> [Data for the task]:

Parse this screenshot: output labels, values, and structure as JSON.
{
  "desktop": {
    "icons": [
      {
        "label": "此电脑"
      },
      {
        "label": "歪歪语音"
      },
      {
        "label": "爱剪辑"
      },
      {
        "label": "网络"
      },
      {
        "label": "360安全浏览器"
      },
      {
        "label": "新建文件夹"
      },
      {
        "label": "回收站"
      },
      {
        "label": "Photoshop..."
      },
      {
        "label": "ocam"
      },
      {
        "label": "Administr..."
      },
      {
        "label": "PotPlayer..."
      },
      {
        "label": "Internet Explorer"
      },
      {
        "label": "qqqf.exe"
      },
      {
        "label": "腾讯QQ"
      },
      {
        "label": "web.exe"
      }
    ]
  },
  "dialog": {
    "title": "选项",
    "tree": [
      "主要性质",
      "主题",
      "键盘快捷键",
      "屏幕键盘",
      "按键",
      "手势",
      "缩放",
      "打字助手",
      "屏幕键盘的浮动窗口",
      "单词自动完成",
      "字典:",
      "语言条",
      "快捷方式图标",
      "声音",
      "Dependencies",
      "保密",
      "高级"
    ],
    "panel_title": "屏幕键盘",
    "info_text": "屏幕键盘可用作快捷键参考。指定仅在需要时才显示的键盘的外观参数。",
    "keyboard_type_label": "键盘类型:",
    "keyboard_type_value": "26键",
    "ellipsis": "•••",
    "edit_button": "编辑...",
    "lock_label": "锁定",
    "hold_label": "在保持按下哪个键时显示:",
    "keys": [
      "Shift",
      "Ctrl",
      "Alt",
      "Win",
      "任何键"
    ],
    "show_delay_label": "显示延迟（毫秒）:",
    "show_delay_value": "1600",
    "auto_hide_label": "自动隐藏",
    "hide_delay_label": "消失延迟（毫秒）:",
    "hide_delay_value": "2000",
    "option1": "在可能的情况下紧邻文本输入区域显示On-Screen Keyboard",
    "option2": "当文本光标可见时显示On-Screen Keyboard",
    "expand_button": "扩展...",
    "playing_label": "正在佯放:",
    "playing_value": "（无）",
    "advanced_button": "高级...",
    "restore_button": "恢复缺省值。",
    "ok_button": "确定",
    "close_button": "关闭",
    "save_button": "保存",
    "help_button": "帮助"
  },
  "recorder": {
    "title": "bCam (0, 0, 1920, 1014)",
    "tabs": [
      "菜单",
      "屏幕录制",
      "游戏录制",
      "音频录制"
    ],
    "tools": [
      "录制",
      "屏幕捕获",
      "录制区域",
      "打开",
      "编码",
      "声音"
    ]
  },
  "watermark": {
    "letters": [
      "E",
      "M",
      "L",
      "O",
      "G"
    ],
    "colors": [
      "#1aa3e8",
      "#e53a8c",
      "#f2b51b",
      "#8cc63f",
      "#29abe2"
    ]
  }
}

> [The problem]:
From the data above, extract every line in its exact form.

> [Reply]:
Parse this screenshot: output labels, values, and structure as JSON.
{
  "desktop": {
    "icons": [
      {
        "label": "此电脑"
      },
      {
        "label": "歪歪语音"
      },
      {
        "label": "爱剪辑"
      },
      {
        "label": "网络"
      },
      {
        "label": "360安全浏览器"
      },
      {
        "label": "新建文件夹"
      },
      {
        "label": "回收站"
      },
      {
        "label": "Photoshop..."
      },
      {
        "label": "ocam"
      },
      {
        "label": "Administr..."
      },
      {
        "label": "PotPlayer..."
      },
      {
        "label": "Internet Explorer"
      },
      {
        "label": "qqqf.exe"
      },
      {
        "label": "腾讯QQ"
      },
      {
        "label": "web.exe"
      }
    ]
  },
  "dialog": {
    "title": "选项",
    "tree": [
      "主要性质",
      "主题",
      "键盘快捷键",
      "屏幕键盘",
      "按键",
      "手势",
      "缩放",
      "打字助手",
      "屏幕键盘的浮动窗口",
      "单词自动完成",
      "字典:",
      "语言条",
      "快捷方式图标",
      "声音",
      "Dependencies",
      "保密",
      "高级"
    ],
    "panel_title": "屏幕键盘",
    "info_text": "屏幕键盘可用作快捷键参考。指定仅在需要时才显示的键盘的外观参数。",
    "keyboard_type_label": "键盘类型:",
    "keyboard_type_value": "26键",
    "ellipsis": "•••",
    "edit_button": "编辑...",
    "lock_label": "锁定",
    "hold_label": "在保持按下哪个键时显示:",
    "keys": [
      "Shift",
      "Ctrl",
      "Alt",
      "Win",
      "任何键"
    ],
    "show_delay_label": "显示延迟（毫秒）:",
    "show_delay_value": "1600",
    "auto_hide_label": "自动隐藏",
    "hide_delay_label": "消失延迟（毫秒）:",
    "hide_delay_value": "2000",
    "option1": "在可能的情况下紧邻文本输入区域显示On-Screen Keyboard",
    "option2": "当文本光标可见时显示On-Screen Keyboard",
    "expand_button": "扩展...",
    "playing_label": "正在佯放:",
    "playing_value": "（无）",
    "advanced_button": "高级...",
    "restore_button": "恢复缺省值。",
    "ok_button": "确定",
    "close_button": "关闭",
    "save_button": "保存",
    "help_button": "帮助"
  },
  "recorder": {
    "title": "bCam (0, 0, 1920, 1014)",
    "tabs": [
      "菜单",
      "屏幕录制",
      "游戏录制",
      "音频录制"
    ],
    "tools": [
      "录制",
      "屏幕捕获",
      "录制区域",
      "打开",
      "编码",
      "声音"
    ]
  },
  "watermark": {
    "letters": [
      "E",
      "M",
      "L",
      "O",
      "G"
    ],
    "colors": [
      "#1aa3e8",
      "#e53a8c",
      "#f2b51b",
      "#8cc63f",
      "#29abe2"
    ]
  }
}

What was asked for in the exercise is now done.